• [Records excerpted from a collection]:
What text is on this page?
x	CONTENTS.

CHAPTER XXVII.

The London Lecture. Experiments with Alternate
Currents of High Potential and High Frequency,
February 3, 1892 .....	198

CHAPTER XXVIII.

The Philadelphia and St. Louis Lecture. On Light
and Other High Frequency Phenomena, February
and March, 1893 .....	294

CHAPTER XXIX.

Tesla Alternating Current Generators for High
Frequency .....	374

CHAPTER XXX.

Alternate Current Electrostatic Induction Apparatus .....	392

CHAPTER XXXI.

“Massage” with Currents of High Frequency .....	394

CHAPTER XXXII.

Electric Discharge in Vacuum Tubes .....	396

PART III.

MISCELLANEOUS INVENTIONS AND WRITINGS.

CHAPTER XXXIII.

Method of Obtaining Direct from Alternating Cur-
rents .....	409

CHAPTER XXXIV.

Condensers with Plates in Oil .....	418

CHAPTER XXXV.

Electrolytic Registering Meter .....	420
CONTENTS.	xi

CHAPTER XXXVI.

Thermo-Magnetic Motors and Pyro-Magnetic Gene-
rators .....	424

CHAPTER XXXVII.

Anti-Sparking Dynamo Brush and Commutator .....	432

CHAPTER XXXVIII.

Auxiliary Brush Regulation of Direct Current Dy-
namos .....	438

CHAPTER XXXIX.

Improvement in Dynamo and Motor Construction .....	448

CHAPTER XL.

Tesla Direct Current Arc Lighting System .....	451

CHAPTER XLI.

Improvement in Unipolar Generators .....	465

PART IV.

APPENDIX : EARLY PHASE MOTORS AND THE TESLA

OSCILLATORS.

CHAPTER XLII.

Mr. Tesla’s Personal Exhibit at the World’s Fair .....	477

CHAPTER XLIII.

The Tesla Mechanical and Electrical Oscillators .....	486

• [GOAL]:
Reproduce all the data word for word.

• [SOLUTION FOR THIS EXERCISE]:
What text is on this page?
x	CONTENTS.

CHAPTER XXVII.

The London Lecture. Experiments with Alternate
Currents of High Potential and High Frequency,
February 3, 1892 .....	198

CHAPTER XXVIII.

The Philadelphia and St. Louis Lecture. On Light
and Other High Frequency Phenomena, February
and March, 1893 .....	294

CHAPTER XXIX.

Tesla Alternating Current Generators for High
Frequency .....	374

CHAPTER XXX.

Alternate Current Electrostatic Induction Apparatus .....	392

CHAPTER XXXI.

“Massage” with Currents of High Frequency .....	394

CHAPTER XXXII.

Electric Discharge in Vacuum Tubes .....	396

PART III.

MISCELLANEOUS INVENTIONS AND WRITINGS.

CHAPTER XXXIII.

Method of Obtaining Direct from Alternating Cur-
rents .....	409

CHAPTER XXXIV.

Condensers with Plates in Oil .....	418

CHAPTER XXXV.

Electrolytic Registering Meter .....	420
CONTENTS.	xi

CHAPTER XXXVI.

Thermo-Magnetic Motors and Pyro-Magnetic Gene-
rators .....	424

CHAPTER XXXVII.

Anti-Sparking Dynamo Brush and Commutator .....	432

CHAPTER XXXVIII.

Auxiliary Brush Regulation of Direct Current Dy-
namos .....	438

CHAPTER XXXIX.

Improvement in Dynamo and Motor Construction .....	448

CHAPTER XL.

Tesla Direct Current Arc Lighting System .....	451

CHAPTER XLI.

Improvement in Unipolar Generators .....	465

PART IV.

APPENDIX : EARLY PHASE MOTORS AND THE TESLA

OSCILLATORS.

CHAPTER XLII.

Mr. Tesla’s Personal Exhibit at the World’s Fair .....	477

CHAPTER XLIII.

The Tesla Mechanical and Electrical Oscillators .....	486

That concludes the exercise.